# AIM
Return each line containing "source".

(Rows from a dataset)

- - - -

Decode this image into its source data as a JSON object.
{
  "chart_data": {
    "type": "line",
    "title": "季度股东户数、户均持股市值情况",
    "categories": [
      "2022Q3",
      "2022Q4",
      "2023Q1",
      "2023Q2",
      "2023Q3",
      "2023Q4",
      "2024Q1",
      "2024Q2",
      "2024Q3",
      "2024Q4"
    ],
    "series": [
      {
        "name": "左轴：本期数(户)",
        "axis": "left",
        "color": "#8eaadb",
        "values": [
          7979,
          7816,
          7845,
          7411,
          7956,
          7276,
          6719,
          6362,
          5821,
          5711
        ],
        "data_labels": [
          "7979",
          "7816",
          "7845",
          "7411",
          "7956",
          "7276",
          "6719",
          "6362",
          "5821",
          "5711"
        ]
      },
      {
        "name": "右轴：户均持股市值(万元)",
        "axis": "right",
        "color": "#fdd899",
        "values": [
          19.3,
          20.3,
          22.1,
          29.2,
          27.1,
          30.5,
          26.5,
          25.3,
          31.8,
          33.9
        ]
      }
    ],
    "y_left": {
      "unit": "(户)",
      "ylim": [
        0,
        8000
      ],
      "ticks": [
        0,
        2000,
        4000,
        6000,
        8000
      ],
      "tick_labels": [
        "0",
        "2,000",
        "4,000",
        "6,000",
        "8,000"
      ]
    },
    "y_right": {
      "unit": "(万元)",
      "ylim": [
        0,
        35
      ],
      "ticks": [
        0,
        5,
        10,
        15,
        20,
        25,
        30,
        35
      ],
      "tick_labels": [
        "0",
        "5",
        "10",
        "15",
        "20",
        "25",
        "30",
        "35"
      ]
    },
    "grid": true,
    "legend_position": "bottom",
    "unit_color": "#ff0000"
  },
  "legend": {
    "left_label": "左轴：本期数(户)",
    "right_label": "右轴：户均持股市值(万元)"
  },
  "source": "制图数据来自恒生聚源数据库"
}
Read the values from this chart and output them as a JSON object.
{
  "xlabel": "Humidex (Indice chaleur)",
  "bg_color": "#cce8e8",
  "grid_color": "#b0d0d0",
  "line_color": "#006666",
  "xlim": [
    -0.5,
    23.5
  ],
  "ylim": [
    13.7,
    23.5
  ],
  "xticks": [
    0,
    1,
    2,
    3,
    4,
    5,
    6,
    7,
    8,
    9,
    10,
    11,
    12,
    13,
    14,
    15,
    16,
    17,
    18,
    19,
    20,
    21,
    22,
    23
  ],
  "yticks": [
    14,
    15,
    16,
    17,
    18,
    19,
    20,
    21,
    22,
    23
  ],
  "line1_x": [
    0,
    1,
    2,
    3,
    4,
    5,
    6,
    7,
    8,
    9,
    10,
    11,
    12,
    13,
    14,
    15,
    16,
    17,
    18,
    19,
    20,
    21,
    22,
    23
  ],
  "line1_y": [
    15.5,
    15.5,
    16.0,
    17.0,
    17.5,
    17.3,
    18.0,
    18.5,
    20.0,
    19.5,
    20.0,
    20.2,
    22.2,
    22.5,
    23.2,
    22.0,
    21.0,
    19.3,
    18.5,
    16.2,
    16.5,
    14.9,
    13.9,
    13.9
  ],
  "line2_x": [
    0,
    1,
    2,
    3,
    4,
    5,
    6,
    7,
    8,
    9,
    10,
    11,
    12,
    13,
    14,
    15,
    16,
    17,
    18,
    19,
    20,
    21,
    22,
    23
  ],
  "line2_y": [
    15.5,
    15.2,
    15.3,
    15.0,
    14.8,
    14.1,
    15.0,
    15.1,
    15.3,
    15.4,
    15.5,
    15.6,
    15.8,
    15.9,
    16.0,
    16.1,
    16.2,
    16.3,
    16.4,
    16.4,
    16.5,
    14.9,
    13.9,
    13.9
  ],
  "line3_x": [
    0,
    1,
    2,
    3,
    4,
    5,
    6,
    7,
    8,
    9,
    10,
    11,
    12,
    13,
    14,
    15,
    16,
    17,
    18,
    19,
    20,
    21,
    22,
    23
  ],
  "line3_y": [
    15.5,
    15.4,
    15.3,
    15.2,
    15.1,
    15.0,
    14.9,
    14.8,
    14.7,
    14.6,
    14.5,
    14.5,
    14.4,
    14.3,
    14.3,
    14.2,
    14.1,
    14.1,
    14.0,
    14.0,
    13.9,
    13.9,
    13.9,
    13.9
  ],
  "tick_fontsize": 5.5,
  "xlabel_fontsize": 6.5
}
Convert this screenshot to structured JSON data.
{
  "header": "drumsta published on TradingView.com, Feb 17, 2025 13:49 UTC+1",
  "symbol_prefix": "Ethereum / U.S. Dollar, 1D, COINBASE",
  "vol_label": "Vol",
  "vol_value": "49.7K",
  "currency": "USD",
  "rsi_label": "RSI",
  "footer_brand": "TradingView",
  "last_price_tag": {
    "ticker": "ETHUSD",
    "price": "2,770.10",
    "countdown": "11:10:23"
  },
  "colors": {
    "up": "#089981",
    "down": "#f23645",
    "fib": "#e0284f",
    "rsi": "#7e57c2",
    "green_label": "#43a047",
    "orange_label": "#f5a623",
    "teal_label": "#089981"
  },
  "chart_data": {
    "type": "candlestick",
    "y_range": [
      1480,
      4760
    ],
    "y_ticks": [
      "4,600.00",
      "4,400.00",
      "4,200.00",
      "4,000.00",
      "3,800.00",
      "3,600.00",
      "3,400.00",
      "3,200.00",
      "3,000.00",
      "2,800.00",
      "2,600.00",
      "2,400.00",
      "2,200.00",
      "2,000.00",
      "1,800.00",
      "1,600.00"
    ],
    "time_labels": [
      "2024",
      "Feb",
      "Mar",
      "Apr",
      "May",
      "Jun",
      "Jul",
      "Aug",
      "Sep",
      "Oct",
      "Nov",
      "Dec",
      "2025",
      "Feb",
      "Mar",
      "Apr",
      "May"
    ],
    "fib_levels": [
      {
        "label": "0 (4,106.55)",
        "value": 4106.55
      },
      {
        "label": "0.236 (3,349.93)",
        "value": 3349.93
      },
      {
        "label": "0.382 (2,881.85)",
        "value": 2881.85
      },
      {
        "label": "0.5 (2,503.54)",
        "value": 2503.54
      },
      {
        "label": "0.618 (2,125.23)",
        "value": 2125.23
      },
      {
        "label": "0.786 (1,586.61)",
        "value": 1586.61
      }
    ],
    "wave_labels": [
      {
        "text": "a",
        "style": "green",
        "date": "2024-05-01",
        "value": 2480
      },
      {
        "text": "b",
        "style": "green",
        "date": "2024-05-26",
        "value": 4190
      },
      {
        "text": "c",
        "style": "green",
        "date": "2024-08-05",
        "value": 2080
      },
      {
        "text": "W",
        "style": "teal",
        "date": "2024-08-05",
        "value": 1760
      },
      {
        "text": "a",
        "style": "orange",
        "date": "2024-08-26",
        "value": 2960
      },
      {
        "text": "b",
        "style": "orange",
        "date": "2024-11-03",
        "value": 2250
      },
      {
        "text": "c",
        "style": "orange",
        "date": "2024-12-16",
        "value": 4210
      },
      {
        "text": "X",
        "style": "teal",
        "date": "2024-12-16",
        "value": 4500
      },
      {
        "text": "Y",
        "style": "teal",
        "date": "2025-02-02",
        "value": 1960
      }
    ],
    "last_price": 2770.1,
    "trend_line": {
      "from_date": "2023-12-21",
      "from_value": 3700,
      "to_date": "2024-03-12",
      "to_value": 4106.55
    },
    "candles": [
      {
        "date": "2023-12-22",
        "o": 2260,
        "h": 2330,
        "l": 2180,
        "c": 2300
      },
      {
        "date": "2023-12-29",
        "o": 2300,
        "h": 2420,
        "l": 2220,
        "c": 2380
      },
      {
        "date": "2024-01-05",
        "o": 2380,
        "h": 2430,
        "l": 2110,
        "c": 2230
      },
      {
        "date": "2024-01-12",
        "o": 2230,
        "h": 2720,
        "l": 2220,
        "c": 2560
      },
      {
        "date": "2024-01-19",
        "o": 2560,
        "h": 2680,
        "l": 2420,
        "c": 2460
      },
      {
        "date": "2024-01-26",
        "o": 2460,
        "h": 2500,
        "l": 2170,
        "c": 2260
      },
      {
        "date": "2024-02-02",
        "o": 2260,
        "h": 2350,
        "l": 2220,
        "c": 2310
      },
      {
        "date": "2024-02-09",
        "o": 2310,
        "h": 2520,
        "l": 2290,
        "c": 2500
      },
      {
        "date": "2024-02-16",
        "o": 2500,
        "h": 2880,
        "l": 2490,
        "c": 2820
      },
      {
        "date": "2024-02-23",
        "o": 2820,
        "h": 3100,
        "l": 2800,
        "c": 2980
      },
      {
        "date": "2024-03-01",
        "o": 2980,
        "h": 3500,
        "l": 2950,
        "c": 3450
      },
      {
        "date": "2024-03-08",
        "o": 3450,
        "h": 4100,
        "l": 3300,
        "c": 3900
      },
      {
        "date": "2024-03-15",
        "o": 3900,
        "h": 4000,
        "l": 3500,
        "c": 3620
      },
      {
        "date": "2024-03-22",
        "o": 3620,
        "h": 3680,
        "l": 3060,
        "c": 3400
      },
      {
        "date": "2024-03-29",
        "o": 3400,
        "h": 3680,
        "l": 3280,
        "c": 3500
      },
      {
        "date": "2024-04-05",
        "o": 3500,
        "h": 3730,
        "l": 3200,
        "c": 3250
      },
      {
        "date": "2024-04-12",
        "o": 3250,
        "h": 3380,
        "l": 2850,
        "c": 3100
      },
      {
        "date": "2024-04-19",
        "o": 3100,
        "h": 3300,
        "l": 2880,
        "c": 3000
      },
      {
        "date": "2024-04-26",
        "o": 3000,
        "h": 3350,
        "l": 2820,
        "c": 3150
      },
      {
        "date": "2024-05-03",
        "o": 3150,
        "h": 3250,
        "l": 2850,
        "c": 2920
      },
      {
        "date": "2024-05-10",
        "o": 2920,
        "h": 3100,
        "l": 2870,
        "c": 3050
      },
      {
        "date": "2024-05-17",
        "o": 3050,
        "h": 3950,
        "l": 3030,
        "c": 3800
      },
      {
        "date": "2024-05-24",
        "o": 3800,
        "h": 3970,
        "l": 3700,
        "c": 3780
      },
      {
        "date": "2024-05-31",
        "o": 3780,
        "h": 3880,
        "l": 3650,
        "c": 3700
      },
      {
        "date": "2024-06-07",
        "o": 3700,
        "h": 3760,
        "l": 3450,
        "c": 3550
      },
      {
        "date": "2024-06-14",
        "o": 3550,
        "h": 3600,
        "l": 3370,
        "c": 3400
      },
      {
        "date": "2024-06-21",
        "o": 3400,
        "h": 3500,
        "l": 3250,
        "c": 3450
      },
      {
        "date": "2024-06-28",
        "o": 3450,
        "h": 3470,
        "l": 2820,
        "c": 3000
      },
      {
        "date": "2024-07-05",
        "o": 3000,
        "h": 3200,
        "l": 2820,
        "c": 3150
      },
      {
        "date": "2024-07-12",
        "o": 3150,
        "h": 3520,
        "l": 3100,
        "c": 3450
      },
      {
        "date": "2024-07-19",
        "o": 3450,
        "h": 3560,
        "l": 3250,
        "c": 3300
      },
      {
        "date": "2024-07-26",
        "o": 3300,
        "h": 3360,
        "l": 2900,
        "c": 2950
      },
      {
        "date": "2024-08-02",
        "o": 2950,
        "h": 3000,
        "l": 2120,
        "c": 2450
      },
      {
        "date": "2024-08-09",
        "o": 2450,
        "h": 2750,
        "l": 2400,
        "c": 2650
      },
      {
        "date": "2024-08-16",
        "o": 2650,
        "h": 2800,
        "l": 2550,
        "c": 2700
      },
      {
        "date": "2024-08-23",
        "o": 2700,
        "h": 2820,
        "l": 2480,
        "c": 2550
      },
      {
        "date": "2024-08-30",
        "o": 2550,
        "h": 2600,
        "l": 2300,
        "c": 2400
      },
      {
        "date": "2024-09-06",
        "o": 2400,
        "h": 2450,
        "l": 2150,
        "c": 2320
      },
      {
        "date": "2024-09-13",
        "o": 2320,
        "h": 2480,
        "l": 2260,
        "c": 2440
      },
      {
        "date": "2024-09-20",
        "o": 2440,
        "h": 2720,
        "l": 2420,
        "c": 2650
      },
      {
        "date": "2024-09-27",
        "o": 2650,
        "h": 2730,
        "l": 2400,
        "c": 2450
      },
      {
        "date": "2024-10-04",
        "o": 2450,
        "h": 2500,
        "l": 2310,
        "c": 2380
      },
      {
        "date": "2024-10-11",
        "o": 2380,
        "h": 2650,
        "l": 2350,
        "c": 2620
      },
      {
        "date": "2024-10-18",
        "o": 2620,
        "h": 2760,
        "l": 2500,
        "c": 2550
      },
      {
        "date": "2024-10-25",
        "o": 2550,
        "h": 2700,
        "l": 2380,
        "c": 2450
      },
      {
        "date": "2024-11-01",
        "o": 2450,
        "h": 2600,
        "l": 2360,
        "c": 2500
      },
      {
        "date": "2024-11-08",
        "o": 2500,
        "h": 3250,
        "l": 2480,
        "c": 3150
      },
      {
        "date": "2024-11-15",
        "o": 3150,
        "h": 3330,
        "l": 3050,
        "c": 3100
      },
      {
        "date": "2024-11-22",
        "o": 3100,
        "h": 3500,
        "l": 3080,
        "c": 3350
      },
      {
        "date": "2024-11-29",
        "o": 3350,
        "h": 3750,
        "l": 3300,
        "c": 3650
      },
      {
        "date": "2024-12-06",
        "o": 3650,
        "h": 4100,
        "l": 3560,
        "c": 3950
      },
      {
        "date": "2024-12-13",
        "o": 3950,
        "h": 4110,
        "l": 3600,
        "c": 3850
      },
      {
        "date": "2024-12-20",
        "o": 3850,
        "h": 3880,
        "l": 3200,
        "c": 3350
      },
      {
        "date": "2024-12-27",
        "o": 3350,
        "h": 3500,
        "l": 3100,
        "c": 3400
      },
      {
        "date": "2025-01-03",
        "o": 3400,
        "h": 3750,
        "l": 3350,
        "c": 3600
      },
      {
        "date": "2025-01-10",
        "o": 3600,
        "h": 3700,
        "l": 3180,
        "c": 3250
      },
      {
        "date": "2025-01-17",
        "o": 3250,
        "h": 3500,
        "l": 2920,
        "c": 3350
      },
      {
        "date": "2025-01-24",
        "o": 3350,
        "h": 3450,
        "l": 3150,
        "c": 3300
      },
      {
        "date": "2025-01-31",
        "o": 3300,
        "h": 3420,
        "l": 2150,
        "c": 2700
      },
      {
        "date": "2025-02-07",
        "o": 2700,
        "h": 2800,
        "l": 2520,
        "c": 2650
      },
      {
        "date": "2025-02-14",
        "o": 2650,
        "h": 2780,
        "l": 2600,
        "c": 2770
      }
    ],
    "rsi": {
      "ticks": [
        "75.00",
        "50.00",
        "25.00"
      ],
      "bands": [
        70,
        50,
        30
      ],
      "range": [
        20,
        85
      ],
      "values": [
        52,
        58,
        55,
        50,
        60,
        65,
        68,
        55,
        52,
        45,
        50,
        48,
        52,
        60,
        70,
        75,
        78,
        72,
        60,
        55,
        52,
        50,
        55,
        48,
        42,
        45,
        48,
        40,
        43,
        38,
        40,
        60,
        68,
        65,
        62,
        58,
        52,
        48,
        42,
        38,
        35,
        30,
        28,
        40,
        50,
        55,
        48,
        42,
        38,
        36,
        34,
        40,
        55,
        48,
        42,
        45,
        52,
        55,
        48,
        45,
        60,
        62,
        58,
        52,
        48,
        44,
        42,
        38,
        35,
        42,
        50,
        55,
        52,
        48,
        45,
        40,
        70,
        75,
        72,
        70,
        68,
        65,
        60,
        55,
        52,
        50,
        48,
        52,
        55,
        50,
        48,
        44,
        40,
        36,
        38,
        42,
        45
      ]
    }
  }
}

- - - -

# REPLY TO THE EXERCISE
Decode this image into its source data as a JSON object.
  "source": "制图数据来自恒生聚源数据库"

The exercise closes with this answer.